**** Data in this exercise

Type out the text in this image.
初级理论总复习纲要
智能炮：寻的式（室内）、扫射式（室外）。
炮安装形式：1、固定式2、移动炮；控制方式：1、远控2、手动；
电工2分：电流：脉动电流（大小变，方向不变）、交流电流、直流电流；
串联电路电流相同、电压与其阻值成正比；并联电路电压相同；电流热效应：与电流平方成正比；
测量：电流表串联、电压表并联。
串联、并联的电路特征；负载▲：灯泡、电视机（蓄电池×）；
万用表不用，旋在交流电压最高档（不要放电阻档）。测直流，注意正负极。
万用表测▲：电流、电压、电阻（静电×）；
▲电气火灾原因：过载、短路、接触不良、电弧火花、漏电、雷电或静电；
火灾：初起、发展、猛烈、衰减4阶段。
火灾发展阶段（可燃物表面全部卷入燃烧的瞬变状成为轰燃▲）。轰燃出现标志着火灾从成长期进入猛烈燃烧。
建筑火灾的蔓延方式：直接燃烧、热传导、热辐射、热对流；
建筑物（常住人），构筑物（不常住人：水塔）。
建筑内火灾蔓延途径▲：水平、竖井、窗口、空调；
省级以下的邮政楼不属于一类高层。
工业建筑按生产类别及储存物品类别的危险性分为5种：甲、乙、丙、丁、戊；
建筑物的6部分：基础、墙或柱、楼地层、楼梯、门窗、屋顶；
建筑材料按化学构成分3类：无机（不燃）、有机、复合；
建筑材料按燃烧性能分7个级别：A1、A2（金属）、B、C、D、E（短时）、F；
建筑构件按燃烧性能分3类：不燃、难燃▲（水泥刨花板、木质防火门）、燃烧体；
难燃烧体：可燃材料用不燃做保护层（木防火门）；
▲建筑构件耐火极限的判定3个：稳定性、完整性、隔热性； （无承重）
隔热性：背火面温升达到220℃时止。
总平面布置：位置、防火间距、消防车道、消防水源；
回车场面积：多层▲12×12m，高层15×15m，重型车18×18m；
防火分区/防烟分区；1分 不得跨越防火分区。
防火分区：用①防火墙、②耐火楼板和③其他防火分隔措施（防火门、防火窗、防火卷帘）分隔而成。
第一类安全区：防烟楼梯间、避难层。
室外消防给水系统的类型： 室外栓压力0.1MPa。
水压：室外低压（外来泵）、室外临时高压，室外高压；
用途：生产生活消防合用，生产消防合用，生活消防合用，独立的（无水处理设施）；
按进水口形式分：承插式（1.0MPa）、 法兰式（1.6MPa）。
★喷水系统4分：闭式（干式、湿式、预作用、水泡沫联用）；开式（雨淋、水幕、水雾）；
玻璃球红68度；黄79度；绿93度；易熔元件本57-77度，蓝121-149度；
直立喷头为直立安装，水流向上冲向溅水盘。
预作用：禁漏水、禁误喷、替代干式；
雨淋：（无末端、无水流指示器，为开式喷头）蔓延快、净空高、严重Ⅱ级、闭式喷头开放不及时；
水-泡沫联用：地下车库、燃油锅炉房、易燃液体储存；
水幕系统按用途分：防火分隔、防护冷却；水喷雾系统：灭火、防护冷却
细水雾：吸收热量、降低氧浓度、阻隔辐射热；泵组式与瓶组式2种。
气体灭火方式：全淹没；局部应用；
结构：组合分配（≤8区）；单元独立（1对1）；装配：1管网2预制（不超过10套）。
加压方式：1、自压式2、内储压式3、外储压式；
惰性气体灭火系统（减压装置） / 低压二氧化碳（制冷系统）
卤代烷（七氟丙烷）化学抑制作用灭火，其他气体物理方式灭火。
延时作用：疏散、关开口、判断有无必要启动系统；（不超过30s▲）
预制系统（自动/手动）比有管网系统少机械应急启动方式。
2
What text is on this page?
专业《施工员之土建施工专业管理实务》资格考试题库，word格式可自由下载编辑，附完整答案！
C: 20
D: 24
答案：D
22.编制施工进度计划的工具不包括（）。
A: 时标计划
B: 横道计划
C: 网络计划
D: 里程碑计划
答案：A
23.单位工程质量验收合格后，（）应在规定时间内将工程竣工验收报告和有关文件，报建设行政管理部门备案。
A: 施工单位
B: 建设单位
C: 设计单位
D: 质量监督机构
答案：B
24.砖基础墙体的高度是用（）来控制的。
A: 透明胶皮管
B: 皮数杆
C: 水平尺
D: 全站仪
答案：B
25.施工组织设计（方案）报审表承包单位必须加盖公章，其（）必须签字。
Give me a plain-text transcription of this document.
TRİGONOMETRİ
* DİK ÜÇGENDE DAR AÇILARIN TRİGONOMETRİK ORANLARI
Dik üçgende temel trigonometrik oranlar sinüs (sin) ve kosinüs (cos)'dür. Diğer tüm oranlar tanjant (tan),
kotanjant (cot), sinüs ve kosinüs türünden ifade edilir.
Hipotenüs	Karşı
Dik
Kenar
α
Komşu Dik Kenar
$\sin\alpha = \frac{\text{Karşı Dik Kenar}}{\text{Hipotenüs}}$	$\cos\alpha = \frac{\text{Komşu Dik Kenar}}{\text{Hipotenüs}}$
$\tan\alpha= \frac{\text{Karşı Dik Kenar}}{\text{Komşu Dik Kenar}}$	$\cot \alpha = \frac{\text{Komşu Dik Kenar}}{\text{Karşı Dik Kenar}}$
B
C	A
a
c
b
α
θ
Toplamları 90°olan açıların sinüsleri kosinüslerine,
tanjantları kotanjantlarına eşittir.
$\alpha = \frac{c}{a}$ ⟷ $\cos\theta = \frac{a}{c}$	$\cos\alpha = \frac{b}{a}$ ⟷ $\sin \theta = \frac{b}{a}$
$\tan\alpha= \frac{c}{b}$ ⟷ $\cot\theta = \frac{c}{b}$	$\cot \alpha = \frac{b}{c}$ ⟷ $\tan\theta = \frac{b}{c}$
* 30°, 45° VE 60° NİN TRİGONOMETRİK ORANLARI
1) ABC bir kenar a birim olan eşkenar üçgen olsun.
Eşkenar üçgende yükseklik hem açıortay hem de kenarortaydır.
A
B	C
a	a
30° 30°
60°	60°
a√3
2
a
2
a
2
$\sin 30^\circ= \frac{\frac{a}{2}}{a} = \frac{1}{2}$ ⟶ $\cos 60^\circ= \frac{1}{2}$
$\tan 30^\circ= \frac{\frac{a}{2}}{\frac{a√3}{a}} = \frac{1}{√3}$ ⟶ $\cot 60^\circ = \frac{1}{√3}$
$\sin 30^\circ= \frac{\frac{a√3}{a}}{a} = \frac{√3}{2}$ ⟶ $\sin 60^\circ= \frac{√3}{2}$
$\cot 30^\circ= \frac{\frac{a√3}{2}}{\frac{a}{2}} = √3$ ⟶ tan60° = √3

********

● **What you should do**: From the listing above, copy every line that holds the string "text".

● **Task answer**:
Type out the text in this image.
What text is on this page?
Give me a plain-text transcription of this document.
$\sin\alpha = \frac{\text{Karşı Dik Kenar}}{\text{Hipotenüs}}$	$\cos\alpha = \frac{\text{Komşu Dik Kenar}}{\text{Hipotenüs}}$
$\tan\alpha= \frac{\text{Karşı Dik Kenar}}{\text{Komşu Dik Kenar}}$	$\cot \alpha = \frac{\text{Komşu Dik Kenar}}{\text{Karşı Dik Kenar}}$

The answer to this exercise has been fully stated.